[Dataset entries]

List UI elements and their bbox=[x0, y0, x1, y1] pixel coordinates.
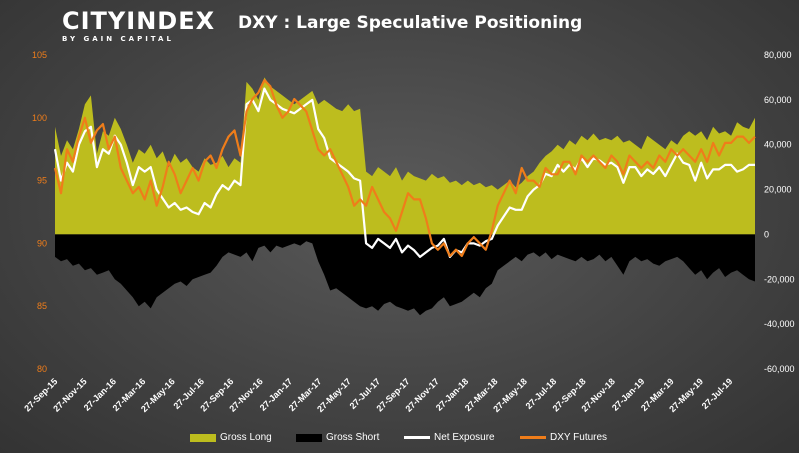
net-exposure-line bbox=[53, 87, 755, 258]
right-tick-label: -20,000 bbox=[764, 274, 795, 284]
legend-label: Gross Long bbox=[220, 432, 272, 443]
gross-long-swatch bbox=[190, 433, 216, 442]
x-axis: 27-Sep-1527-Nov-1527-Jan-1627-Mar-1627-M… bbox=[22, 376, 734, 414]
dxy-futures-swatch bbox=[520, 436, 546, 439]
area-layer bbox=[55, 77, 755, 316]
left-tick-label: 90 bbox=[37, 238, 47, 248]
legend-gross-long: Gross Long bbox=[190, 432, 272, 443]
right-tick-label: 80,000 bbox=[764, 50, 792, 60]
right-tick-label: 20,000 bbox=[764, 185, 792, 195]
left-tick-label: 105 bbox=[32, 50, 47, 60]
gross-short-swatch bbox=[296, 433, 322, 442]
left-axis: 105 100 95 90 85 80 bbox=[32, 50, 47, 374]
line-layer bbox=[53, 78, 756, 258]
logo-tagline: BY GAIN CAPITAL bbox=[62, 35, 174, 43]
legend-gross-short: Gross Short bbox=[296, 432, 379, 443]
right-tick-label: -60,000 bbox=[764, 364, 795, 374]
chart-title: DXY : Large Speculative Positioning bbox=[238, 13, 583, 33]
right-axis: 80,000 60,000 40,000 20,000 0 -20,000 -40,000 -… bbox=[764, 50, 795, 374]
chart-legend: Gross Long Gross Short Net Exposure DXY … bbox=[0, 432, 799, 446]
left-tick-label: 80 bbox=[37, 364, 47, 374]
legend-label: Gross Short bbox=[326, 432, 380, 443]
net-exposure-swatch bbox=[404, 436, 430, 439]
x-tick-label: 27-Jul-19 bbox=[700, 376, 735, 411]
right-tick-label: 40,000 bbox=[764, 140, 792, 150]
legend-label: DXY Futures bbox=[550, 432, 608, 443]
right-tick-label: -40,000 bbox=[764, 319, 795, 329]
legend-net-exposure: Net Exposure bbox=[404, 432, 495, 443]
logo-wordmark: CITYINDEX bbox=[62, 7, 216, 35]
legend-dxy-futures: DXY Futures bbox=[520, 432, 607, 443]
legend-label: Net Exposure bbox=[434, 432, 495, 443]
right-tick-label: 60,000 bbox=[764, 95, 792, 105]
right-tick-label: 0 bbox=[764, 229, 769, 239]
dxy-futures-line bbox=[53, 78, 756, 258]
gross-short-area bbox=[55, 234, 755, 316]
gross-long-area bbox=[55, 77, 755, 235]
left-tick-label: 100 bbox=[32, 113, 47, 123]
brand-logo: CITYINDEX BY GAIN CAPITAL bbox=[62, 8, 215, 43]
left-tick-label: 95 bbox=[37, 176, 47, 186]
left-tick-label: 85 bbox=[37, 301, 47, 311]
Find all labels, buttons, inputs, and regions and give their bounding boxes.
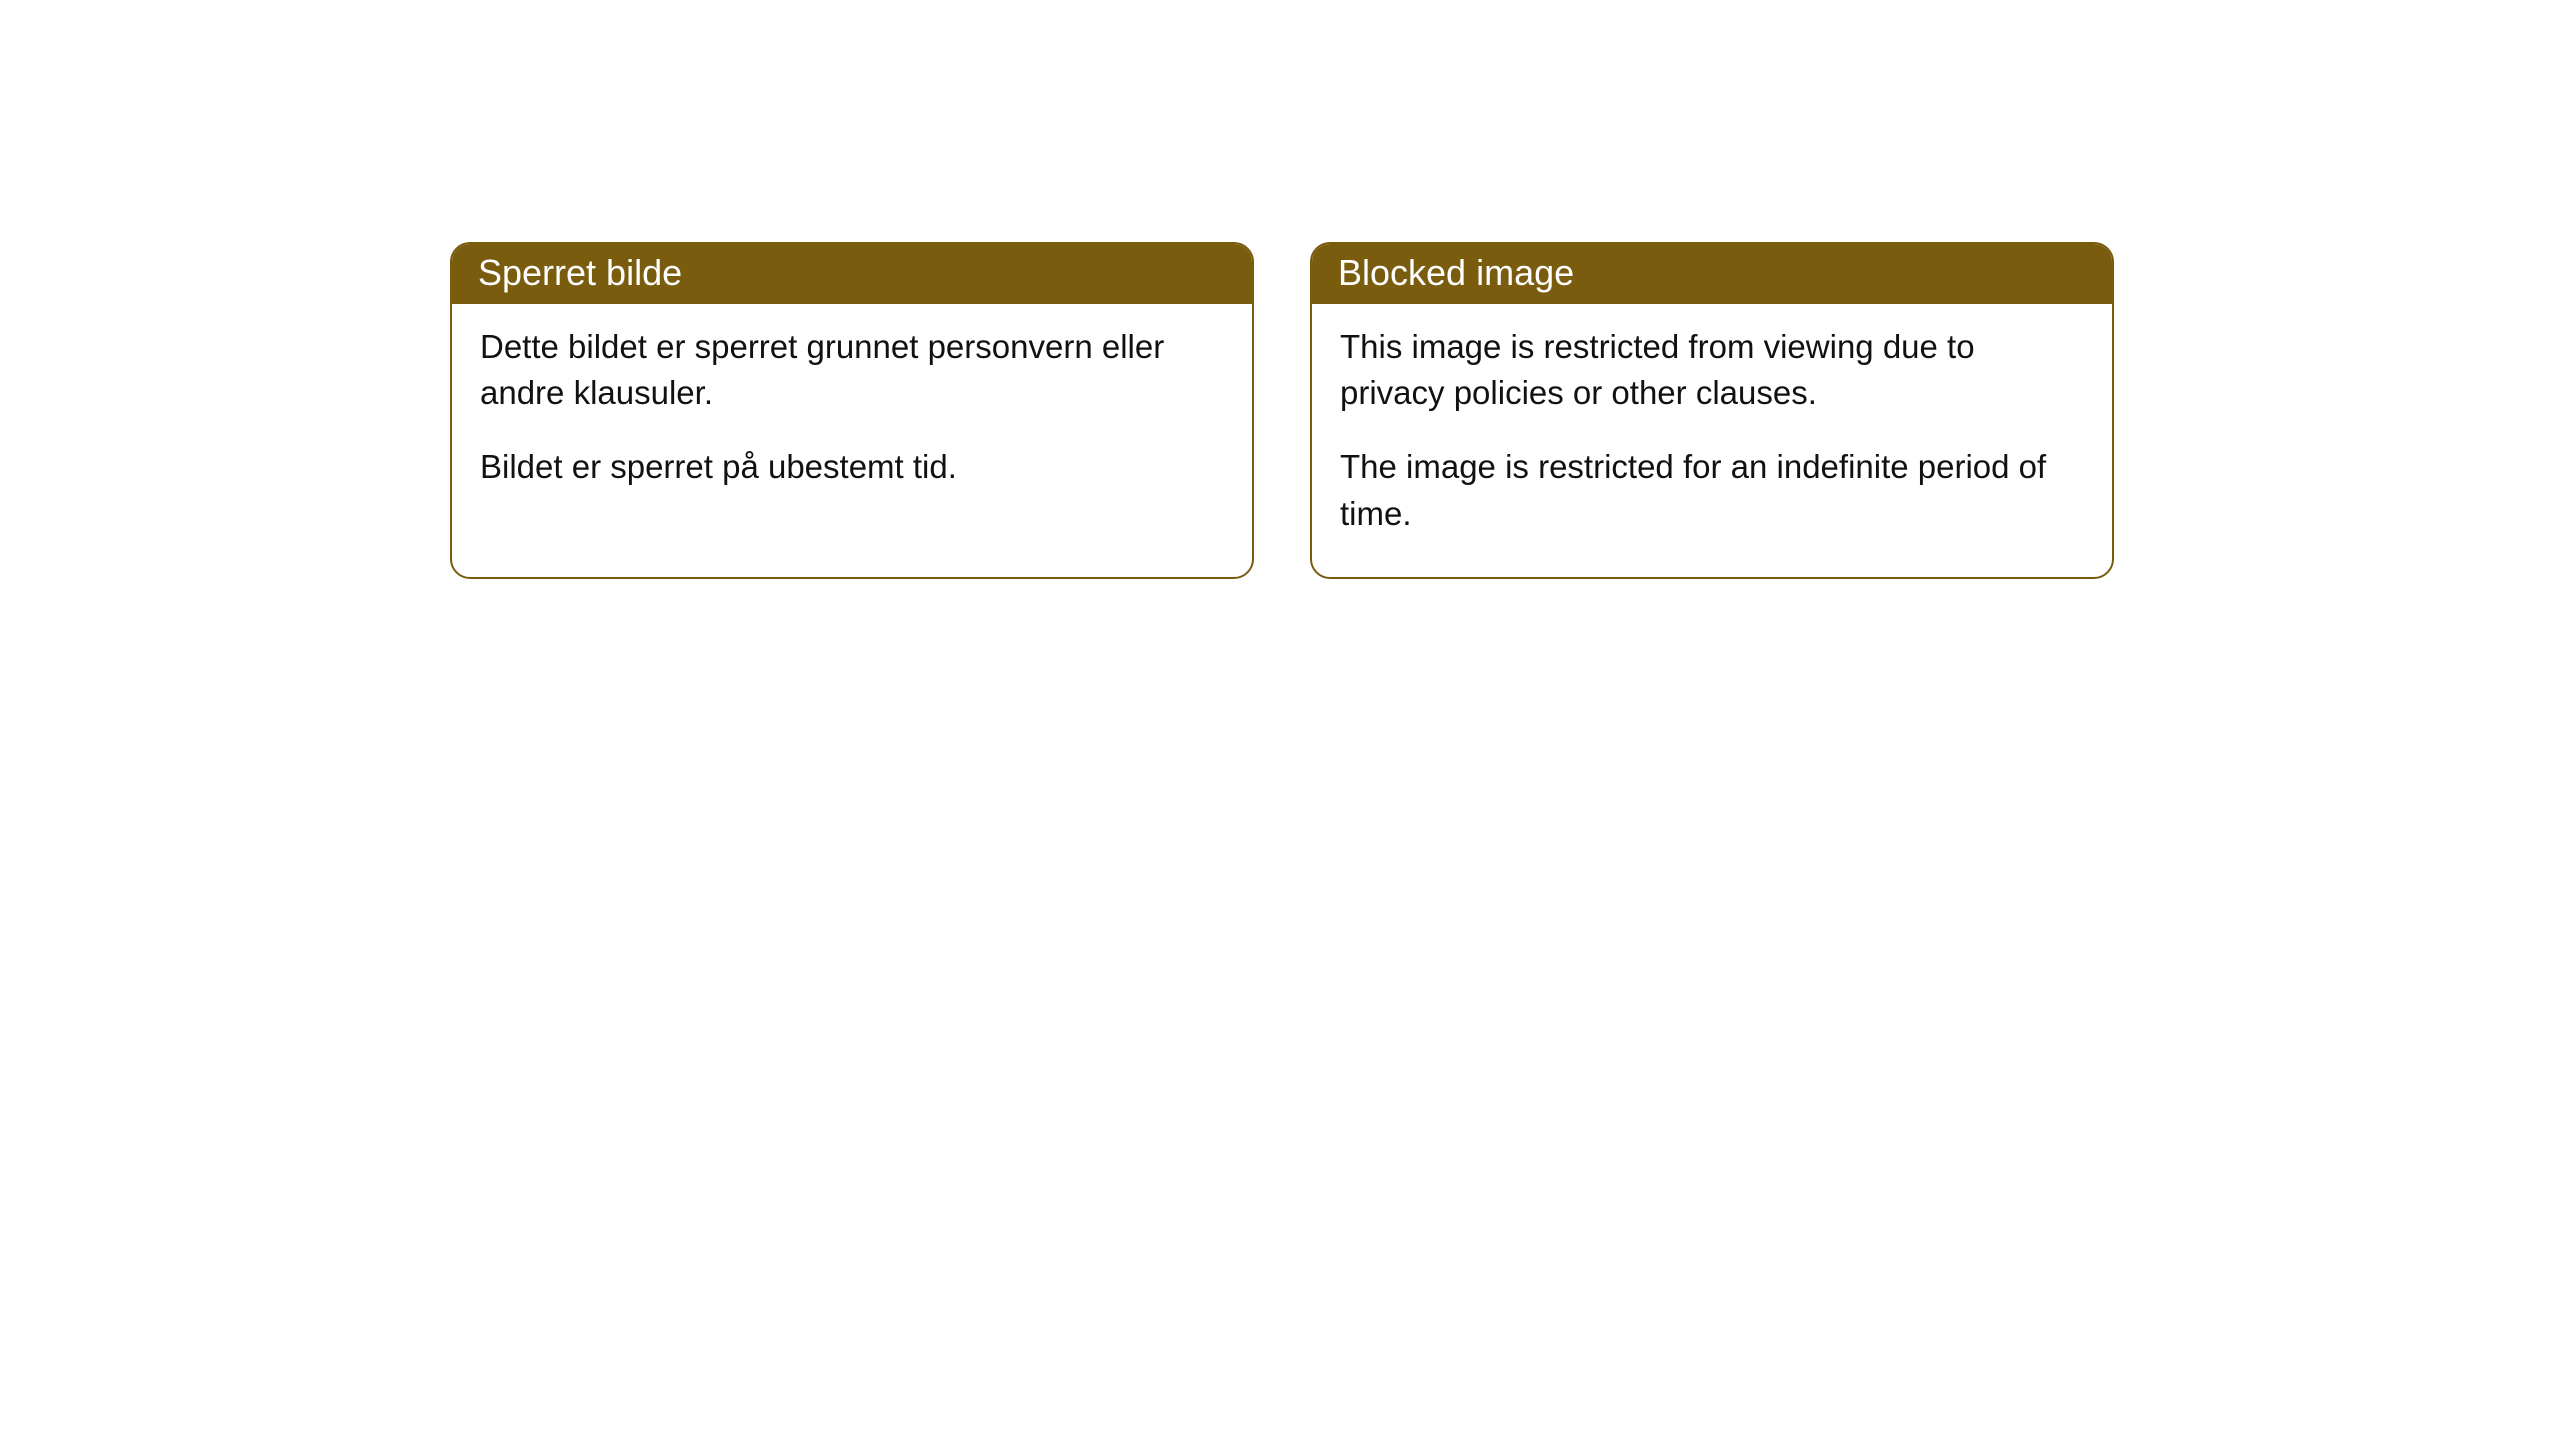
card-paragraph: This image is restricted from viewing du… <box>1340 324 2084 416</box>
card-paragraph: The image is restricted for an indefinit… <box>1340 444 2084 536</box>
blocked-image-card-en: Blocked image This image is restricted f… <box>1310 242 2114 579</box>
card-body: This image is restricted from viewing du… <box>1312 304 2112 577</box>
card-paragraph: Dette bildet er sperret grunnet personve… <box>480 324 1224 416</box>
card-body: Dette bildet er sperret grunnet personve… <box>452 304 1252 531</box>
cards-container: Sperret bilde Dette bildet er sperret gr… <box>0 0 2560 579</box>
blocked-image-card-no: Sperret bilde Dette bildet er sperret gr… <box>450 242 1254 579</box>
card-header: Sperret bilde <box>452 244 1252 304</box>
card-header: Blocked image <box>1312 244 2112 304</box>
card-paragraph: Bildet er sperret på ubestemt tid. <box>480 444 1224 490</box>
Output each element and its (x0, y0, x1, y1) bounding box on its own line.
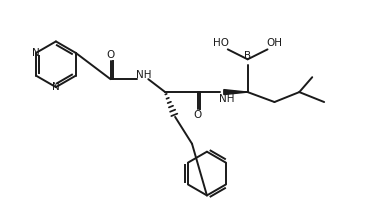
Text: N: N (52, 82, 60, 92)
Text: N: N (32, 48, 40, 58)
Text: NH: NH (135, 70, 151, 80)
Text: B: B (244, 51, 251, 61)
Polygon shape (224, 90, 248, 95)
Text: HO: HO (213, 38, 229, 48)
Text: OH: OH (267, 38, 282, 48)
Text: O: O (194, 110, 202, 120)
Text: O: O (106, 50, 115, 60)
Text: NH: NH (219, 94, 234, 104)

# Prompt
Retype the lines from the one with "net-exposure-line bbox=[53, 87, 755, 258]" up to and including the one with "right-tick-label: 40,000 bbox=[764, 140, 792, 150]" exactly as they appear.

# Written response
net-exposure-line bbox=[53, 87, 755, 258]
right-tick-label: -20,000 bbox=[764, 274, 795, 284]
legend-label: Gross Long bbox=[220, 432, 272, 443]
gross-long-swatch bbox=[190, 433, 216, 442]
x-axis: 27-Sep-1527-Nov-1527-Jan-1627-Mar-1627-M… bbox=[22, 376, 734, 414]
dxy-futures-swatch bbox=[520, 436, 546, 439]
area-layer bbox=[55, 77, 755, 316]
left-tick-label: 90 bbox=[37, 238, 47, 248]
legend-gross-long: Gross Long bbox=[190, 432, 272, 443]
right-tick-label: 80,000 bbox=[764, 50, 792, 60]
right-tick-label: 20,000 bbox=[764, 185, 792, 195]
left-tick-label: 105 bbox=[32, 50, 47, 60]
gross-short-swatch bbox=[296, 433, 322, 442]
left-axis: 105 100 95 90 85 80 bbox=[32, 50, 47, 374]
line-layer bbox=[53, 78, 756, 258]
logo-tagline: BY GAIN CAPITAL bbox=[62, 35, 174, 43]
legend-gross-short: Gross Short bbox=[296, 432, 379, 443]
right-tick-label: -60,000 bbox=[764, 364, 795, 374]
chart-title: DXY : Large Speculative Positioning bbox=[238, 13, 583, 33]
right-axis: 80,000 60,000 40,000 20,000 0 -20,000 -40,000 -… bbox=[764, 50, 795, 374]
chart-legend: Gross Long Gross Short Net Exposure DXY … bbox=[0, 432, 799, 446]
left-tick-label: 80 bbox=[37, 364, 47, 374]
legend-label: Gross Short bbox=[326, 432, 380, 443]
net-exposure-swatch bbox=[404, 436, 430, 439]
x-tick-label: 27-Jul-19 bbox=[700, 376, 735, 411]
right-tick-label: 40,000 bbox=[764, 140, 792, 150]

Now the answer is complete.